● **Job**:
Check each line of the records below and collect those holding "物体打击".
- - - -
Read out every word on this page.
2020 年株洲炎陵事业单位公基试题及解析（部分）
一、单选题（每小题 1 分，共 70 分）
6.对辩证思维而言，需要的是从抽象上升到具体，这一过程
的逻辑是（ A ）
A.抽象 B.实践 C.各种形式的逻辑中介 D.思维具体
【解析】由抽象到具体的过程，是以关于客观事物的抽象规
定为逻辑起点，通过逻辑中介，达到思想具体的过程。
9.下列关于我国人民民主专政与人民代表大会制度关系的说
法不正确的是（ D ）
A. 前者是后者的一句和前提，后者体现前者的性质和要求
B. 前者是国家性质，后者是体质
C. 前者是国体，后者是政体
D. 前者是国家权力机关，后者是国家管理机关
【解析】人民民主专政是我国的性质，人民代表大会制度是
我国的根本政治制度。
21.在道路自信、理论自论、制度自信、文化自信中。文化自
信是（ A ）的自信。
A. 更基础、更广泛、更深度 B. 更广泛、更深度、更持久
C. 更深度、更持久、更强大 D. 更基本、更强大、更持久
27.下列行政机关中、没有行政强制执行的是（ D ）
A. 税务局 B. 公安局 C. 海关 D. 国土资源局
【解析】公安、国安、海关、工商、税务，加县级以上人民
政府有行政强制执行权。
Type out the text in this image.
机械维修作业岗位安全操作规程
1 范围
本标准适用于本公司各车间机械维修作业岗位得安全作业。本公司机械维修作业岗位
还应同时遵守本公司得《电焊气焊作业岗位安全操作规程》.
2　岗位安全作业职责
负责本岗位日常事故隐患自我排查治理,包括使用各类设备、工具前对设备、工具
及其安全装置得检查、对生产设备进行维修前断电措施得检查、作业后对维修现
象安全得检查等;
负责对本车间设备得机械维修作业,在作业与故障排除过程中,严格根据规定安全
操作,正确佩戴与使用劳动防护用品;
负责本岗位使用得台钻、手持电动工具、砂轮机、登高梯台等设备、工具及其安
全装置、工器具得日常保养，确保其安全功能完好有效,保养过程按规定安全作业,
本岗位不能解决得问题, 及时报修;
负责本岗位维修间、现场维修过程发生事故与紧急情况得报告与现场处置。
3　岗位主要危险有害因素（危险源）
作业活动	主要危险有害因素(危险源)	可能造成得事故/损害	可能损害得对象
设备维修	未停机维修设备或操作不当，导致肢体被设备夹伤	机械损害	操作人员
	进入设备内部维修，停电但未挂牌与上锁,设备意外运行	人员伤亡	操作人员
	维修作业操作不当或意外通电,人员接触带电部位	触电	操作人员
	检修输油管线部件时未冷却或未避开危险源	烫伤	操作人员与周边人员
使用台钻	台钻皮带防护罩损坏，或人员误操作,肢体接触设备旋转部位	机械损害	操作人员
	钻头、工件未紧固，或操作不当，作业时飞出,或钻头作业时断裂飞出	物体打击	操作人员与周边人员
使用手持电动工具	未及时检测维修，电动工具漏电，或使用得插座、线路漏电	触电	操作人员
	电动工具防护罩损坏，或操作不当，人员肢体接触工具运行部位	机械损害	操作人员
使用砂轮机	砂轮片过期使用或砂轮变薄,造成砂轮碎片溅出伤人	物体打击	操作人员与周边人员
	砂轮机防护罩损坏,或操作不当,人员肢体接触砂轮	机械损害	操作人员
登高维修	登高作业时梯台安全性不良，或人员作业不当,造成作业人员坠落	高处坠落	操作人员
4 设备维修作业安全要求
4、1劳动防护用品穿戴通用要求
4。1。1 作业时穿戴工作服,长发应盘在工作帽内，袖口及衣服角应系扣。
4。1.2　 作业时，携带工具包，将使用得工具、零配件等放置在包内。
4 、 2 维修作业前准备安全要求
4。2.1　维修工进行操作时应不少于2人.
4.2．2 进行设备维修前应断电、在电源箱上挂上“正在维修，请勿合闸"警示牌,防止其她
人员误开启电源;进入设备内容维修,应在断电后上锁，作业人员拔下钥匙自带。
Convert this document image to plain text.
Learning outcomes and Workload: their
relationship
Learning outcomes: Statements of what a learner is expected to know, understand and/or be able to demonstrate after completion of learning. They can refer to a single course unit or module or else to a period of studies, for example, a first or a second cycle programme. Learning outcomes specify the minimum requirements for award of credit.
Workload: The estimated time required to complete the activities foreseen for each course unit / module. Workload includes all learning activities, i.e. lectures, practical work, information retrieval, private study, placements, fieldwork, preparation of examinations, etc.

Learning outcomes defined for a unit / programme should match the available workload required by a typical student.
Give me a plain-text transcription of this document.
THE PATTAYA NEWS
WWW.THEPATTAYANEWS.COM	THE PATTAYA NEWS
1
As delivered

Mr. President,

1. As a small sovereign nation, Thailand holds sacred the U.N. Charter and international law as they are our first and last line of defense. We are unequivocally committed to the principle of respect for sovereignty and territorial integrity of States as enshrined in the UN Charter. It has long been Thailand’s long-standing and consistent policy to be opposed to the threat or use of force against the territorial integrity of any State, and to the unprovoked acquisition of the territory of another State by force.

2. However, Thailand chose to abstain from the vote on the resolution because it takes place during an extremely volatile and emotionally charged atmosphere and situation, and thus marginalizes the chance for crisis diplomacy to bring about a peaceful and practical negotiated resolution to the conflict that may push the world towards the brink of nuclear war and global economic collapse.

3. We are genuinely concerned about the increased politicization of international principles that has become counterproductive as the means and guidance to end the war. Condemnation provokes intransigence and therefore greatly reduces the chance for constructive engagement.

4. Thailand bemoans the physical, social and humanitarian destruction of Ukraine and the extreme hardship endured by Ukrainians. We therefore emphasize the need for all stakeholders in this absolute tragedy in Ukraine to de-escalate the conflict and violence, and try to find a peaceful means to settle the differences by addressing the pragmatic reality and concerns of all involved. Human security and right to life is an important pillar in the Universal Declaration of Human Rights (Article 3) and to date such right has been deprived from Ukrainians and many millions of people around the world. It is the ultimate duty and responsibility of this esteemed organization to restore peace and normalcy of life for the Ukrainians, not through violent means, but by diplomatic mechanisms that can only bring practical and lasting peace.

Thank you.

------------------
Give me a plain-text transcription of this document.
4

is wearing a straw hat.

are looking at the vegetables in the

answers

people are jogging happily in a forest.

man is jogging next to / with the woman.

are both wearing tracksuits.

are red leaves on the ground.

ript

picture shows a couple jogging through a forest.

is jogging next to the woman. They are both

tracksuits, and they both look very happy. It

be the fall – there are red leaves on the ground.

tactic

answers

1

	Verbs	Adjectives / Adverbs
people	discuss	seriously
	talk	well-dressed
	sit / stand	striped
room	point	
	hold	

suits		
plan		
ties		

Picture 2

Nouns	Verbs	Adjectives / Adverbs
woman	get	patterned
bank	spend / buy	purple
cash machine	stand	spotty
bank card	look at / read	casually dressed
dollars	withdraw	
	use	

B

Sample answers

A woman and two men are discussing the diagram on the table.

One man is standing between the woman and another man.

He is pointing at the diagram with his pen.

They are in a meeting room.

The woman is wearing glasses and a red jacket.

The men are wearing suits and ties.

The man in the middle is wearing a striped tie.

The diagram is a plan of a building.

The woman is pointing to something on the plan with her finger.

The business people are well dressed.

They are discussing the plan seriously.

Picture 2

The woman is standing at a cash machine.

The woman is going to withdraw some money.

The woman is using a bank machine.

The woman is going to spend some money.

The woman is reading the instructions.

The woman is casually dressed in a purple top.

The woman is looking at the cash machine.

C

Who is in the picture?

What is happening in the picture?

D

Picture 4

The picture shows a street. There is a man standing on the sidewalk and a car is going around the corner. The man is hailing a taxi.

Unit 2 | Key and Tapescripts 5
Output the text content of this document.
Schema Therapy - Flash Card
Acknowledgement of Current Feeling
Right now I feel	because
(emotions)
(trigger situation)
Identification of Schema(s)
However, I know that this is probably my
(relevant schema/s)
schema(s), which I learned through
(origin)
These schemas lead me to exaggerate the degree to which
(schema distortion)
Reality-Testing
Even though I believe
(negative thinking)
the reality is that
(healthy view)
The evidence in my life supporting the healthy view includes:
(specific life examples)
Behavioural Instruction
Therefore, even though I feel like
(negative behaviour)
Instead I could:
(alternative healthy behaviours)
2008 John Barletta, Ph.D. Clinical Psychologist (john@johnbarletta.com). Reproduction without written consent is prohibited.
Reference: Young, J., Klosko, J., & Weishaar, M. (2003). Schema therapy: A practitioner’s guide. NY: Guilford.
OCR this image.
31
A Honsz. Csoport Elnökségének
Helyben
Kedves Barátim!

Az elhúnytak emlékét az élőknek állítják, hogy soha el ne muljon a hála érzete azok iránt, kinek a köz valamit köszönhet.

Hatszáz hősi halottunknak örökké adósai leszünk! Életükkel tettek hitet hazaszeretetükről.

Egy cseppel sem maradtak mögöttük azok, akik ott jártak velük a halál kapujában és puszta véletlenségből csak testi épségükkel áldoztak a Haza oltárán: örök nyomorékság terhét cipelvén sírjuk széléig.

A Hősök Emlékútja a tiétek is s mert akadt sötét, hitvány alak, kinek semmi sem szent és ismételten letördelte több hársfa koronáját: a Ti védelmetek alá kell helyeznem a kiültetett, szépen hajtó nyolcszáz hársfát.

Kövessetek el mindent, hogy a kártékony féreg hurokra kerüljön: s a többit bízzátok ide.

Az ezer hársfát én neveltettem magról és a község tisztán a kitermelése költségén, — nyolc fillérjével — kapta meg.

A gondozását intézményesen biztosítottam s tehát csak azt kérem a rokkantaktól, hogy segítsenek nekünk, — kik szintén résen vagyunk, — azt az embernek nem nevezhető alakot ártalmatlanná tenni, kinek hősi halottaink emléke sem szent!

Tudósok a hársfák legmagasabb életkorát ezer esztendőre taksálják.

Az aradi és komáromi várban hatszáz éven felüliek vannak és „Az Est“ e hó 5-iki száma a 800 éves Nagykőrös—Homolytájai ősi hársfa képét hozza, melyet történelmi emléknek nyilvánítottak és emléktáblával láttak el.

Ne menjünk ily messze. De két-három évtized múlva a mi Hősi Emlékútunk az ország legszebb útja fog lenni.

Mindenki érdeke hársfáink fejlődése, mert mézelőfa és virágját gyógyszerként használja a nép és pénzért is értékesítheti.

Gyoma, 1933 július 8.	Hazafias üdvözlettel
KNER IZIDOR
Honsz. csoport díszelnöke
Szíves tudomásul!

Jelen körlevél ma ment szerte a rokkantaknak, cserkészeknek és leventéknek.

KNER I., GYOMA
- - - -
● **Answer to this task**:
	钻头、工件未紧固，或操作不当，作业时飞出,或钻头作业时断裂飞出	物体打击	操作人员与周边人员
使用砂轮机	砂轮片过期使用或砂轮变薄,造成砂轮碎片溅出伤人	物体打击	操作人员与周边人员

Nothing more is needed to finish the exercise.